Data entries
···

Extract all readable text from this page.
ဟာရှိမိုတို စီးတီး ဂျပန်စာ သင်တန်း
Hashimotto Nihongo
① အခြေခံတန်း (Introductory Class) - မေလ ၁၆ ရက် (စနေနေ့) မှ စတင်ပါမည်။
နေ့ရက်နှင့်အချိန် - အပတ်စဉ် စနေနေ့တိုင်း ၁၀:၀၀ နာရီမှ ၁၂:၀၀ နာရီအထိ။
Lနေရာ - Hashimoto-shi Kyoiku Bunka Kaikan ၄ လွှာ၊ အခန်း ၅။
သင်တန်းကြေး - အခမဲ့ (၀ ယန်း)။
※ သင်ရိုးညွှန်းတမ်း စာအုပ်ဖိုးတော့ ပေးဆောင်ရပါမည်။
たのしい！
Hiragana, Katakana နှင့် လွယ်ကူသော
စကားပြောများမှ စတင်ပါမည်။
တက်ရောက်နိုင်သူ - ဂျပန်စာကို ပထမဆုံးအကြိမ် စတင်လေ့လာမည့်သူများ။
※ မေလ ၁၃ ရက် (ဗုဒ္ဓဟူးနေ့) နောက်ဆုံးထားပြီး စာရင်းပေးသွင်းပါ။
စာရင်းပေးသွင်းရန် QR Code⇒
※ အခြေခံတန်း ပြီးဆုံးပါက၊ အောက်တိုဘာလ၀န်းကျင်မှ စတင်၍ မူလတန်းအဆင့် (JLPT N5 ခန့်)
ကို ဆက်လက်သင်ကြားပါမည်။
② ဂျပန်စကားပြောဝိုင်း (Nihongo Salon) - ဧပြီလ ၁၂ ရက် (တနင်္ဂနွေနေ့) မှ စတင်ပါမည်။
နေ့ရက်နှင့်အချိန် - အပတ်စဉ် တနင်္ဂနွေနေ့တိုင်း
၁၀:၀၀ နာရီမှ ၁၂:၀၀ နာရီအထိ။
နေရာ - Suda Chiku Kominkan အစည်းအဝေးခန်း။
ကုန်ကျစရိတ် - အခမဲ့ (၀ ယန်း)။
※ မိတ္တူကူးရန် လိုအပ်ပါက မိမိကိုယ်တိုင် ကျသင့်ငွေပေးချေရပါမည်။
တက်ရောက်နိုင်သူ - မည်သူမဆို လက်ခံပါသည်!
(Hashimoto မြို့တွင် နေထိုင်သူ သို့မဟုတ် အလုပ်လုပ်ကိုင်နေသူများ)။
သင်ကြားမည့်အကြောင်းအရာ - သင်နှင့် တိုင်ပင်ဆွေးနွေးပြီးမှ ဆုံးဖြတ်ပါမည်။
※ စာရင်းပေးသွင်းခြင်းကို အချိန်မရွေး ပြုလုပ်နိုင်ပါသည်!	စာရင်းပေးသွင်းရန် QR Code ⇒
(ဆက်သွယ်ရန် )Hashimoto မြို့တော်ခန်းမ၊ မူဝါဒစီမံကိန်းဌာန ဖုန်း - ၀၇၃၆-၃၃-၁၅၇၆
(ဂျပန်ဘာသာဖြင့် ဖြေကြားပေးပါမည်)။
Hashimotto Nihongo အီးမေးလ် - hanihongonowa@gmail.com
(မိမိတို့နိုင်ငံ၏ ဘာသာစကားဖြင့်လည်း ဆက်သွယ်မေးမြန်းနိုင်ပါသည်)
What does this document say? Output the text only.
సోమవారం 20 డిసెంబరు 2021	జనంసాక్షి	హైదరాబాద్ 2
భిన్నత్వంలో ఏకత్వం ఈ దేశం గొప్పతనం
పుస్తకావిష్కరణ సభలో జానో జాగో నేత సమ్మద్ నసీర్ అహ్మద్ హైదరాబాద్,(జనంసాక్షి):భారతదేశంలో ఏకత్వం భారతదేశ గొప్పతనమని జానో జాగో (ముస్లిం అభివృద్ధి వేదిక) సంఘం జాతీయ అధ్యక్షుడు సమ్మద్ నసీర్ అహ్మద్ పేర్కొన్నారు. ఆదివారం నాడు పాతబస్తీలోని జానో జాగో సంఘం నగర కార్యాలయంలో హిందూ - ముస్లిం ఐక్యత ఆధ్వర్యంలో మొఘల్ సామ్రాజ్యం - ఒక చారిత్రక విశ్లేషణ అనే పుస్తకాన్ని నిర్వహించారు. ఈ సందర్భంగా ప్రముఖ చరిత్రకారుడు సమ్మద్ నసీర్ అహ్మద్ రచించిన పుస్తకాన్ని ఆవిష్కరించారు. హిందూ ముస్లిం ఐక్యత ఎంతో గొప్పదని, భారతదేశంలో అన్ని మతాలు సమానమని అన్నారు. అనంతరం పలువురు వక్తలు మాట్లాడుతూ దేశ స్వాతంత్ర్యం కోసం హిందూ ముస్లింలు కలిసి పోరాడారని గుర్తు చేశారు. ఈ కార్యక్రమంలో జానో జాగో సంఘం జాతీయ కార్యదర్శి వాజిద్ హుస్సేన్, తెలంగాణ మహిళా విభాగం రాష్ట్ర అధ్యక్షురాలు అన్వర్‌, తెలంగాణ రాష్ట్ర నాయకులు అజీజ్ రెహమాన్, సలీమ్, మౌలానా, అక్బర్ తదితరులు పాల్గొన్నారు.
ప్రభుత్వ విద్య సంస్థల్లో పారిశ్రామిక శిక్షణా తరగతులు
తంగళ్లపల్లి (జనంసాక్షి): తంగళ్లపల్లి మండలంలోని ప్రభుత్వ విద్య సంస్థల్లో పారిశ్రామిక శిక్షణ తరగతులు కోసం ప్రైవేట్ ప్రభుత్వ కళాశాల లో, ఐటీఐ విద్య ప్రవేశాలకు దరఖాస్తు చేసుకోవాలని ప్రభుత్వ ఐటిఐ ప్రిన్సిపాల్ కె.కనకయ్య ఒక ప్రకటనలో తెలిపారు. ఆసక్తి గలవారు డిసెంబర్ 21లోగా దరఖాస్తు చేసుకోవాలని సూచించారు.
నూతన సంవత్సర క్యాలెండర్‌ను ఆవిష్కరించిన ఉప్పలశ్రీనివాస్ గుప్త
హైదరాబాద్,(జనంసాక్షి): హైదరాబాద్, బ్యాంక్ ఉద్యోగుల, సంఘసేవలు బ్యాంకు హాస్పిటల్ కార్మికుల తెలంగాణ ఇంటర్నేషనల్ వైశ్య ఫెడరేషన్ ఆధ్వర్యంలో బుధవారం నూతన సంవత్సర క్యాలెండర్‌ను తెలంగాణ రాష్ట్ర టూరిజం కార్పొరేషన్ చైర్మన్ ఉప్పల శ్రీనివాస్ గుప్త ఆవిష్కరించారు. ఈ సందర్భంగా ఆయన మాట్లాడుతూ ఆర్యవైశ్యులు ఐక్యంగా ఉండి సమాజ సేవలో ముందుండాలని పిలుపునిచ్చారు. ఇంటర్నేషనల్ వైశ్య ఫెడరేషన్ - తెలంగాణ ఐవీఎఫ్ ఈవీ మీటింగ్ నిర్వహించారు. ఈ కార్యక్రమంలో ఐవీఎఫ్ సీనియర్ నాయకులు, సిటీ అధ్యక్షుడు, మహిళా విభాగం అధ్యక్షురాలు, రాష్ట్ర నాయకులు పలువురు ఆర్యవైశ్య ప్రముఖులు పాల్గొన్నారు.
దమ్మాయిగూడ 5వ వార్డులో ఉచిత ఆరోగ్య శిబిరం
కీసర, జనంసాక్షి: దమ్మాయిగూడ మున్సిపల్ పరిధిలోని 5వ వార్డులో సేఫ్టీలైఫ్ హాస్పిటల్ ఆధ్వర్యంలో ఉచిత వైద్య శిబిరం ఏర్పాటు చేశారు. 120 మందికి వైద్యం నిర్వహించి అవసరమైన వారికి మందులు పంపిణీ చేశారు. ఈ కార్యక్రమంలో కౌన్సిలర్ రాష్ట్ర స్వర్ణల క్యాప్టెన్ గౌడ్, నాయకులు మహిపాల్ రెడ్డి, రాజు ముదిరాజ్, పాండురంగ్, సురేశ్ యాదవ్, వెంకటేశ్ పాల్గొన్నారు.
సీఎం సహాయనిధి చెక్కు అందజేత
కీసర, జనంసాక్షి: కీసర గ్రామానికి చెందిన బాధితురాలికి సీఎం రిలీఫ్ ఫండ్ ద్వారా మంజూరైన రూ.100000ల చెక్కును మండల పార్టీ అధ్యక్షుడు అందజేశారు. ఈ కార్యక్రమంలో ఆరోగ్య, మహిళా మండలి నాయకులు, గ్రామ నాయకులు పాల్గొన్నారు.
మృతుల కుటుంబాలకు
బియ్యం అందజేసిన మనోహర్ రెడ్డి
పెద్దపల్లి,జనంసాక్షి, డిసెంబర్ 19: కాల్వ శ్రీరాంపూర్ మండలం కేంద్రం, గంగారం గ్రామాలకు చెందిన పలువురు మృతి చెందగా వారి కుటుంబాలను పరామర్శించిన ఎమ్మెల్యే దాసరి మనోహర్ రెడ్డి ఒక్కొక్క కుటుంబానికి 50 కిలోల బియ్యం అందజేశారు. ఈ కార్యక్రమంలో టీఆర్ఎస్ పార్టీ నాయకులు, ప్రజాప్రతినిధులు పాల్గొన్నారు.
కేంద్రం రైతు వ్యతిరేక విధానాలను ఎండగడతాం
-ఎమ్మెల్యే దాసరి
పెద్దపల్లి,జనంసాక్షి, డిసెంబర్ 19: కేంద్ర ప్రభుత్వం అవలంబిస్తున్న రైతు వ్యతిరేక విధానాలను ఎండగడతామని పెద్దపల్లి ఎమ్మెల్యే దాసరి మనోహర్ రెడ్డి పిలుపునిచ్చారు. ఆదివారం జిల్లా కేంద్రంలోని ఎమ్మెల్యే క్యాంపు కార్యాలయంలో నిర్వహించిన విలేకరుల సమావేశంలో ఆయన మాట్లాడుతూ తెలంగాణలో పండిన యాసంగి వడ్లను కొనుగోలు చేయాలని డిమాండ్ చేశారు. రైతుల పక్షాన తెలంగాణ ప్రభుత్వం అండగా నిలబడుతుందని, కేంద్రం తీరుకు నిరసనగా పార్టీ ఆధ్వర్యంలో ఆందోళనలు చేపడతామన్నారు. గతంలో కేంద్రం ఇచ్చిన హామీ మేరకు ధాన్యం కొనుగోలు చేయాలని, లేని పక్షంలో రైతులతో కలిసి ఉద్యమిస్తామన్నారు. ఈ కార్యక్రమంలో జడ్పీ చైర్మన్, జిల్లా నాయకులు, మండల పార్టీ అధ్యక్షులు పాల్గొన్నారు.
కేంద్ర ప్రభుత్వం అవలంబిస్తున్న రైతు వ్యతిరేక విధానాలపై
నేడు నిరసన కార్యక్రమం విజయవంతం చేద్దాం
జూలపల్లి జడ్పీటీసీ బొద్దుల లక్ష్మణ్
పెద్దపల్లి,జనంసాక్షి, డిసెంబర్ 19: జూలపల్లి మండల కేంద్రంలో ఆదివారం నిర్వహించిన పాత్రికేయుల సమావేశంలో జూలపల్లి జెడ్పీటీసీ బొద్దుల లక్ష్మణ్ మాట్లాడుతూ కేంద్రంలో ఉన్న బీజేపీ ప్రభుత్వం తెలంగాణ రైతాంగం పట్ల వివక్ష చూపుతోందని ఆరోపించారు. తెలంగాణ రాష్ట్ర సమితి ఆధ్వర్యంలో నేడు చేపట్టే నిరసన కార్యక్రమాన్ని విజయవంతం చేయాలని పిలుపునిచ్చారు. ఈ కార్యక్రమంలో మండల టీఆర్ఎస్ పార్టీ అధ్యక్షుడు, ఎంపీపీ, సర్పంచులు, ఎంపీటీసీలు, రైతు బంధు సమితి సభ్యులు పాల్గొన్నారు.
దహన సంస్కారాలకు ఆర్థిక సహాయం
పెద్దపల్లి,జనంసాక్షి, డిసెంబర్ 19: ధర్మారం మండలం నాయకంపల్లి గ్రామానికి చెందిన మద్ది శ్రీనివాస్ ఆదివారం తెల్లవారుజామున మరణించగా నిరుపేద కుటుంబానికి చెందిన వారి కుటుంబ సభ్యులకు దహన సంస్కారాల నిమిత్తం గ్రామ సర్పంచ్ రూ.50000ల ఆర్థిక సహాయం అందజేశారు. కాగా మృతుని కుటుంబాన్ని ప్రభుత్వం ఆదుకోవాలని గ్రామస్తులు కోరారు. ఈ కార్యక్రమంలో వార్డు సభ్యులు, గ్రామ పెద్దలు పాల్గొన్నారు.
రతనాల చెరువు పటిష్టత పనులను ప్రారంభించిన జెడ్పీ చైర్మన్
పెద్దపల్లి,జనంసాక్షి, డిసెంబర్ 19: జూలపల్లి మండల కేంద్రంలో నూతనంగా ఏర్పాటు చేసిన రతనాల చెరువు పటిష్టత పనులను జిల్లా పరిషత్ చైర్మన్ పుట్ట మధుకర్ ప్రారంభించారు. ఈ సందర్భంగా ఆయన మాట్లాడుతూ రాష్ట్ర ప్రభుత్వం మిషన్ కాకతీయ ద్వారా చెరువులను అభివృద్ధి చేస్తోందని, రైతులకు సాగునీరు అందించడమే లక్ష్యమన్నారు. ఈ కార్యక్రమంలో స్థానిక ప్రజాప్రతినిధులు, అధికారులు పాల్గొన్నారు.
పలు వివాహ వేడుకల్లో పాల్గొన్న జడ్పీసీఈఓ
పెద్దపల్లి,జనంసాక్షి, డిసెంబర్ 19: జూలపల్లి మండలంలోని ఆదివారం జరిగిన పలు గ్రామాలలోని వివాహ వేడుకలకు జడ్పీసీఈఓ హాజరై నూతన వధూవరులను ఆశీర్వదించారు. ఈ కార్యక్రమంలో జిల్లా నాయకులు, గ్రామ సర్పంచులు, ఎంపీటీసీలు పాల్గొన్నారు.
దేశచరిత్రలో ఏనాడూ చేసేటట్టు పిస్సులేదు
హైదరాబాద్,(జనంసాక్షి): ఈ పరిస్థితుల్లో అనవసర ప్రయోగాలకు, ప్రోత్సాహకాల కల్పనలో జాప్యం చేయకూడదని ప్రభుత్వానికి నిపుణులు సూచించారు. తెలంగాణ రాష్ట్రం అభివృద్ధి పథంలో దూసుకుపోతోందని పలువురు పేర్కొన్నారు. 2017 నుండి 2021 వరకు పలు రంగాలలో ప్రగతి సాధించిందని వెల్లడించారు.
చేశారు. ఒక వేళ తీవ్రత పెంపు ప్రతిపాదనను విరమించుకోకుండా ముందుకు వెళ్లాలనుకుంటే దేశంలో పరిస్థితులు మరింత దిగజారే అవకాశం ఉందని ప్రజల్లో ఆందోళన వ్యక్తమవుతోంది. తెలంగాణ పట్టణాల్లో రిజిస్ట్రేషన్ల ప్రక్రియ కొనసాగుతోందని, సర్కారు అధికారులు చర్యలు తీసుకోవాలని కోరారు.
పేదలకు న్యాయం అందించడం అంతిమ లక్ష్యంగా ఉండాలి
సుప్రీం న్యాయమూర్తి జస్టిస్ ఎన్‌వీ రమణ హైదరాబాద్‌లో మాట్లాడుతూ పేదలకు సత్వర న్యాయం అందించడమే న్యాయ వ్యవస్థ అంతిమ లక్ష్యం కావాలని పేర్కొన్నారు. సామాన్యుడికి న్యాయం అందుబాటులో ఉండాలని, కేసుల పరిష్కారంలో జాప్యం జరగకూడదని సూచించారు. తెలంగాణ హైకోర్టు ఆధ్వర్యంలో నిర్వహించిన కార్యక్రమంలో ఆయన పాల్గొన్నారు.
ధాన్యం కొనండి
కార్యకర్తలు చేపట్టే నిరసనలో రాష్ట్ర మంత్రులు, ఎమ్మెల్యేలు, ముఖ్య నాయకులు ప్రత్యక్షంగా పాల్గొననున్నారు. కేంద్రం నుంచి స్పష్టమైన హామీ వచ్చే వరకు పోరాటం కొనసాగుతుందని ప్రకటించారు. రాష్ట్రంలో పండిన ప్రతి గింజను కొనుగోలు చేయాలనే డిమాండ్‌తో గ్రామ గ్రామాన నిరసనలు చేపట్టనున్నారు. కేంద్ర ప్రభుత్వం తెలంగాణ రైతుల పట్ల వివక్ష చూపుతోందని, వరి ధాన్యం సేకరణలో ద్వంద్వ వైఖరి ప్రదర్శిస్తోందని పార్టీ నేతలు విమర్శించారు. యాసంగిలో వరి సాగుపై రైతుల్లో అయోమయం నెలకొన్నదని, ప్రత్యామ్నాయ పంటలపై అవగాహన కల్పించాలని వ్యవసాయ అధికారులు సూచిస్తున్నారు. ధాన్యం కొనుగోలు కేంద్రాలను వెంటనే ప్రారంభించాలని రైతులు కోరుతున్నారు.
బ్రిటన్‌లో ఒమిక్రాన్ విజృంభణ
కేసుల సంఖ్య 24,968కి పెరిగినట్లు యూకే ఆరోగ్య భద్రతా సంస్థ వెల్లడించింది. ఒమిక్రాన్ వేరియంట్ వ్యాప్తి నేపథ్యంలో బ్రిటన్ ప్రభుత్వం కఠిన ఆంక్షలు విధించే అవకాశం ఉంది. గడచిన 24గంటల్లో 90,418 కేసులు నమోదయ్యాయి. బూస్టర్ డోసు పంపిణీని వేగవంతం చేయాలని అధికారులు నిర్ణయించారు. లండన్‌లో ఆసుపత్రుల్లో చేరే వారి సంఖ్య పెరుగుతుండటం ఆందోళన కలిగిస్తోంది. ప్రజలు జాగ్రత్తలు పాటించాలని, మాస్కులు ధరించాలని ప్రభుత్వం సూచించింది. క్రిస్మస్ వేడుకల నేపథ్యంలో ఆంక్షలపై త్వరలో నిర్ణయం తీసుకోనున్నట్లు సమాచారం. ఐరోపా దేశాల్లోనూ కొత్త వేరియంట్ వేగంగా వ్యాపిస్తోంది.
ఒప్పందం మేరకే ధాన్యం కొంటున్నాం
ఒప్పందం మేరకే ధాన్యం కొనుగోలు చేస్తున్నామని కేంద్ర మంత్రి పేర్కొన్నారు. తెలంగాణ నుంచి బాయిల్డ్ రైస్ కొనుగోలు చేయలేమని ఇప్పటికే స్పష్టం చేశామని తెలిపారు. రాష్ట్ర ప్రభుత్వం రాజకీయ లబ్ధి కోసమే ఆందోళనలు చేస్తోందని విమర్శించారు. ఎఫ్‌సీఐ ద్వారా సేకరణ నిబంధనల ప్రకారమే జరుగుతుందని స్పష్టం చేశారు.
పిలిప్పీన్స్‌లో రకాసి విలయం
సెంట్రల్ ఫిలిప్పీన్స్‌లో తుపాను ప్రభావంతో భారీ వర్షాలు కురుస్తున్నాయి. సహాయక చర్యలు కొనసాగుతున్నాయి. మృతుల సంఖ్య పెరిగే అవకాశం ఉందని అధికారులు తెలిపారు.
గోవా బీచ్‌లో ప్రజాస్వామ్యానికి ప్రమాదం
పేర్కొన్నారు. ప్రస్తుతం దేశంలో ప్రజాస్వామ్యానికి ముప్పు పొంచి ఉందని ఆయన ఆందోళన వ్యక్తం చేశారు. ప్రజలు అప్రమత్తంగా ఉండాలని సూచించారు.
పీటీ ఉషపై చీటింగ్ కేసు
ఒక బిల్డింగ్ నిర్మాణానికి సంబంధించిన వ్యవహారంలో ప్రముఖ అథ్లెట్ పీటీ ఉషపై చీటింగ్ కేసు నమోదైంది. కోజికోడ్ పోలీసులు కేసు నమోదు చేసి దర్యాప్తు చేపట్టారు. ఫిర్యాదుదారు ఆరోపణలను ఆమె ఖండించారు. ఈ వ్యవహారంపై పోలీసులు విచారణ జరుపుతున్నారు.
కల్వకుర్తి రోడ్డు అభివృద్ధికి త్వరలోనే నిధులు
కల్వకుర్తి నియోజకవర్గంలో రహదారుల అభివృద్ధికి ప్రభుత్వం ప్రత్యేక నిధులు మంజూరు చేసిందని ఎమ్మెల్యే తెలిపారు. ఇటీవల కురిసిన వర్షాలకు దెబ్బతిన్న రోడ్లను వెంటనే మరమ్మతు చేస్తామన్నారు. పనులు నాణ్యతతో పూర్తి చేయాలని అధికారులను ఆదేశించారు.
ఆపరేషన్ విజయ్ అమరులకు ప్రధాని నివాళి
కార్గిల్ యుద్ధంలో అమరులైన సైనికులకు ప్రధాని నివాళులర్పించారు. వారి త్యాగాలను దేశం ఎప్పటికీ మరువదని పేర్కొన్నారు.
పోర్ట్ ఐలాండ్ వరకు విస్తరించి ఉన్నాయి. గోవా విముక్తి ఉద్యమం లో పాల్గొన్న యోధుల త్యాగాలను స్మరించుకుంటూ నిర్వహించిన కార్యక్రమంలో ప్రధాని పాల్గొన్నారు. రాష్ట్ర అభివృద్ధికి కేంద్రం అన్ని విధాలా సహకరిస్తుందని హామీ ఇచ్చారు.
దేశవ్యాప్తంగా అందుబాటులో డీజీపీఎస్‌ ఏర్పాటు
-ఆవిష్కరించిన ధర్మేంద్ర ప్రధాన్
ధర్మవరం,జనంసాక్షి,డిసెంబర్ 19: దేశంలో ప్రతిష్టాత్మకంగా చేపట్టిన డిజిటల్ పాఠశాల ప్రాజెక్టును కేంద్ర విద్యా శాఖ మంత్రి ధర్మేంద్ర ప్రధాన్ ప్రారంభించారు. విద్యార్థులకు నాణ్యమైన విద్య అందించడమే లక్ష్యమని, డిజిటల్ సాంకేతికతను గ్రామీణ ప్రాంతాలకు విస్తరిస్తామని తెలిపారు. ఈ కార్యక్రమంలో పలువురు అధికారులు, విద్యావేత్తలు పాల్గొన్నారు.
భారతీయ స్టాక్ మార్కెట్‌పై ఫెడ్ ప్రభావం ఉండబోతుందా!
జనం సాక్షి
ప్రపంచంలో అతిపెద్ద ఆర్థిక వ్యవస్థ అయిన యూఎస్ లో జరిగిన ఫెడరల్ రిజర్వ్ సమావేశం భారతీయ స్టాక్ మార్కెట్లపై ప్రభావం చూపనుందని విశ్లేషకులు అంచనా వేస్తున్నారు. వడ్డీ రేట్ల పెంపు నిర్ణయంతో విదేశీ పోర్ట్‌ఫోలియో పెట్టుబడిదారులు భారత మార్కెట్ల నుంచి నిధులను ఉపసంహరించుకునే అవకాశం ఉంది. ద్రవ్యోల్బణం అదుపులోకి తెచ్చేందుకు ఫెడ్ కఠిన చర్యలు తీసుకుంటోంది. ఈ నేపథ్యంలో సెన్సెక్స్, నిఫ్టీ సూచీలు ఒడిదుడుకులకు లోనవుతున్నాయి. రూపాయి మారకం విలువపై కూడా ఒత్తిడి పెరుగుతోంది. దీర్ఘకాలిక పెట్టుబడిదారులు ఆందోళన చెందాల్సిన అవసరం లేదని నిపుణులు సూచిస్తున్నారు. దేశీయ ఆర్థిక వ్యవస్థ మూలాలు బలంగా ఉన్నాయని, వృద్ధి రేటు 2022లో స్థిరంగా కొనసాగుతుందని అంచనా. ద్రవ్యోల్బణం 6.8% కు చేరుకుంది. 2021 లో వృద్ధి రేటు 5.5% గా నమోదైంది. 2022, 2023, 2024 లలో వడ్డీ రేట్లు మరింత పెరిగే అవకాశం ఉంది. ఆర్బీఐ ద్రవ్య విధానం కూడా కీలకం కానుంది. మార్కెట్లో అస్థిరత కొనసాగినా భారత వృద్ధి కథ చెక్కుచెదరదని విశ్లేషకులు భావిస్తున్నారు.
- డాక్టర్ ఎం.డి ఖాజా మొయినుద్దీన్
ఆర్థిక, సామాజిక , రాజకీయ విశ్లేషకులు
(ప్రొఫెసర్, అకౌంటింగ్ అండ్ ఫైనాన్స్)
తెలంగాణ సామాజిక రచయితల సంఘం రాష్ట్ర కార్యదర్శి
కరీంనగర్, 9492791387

···

## EXERCISE AIM
Pull out all lines containing the word "Hashimoto" from the entries above.

## WRITTEN REPLY
Lနေရာ - Hashimoto-shi Kyoiku Bunka Kaikan ၄ လွှာ၊ အခန်း ၅။
(Hashimoto မြို့တွင် နေထိုင်သူ သို့မဟုတ် အလုပ်လုပ်ကိုင်နေသူများ)။
(ဆက်သွယ်ရန် )Hashimoto မြို့တော်ခန်းမ၊ မူဝါဒစီမံကိန်းဌာန ဖုန်း - ၀၇၃၆-၃၃-၁၅၇၆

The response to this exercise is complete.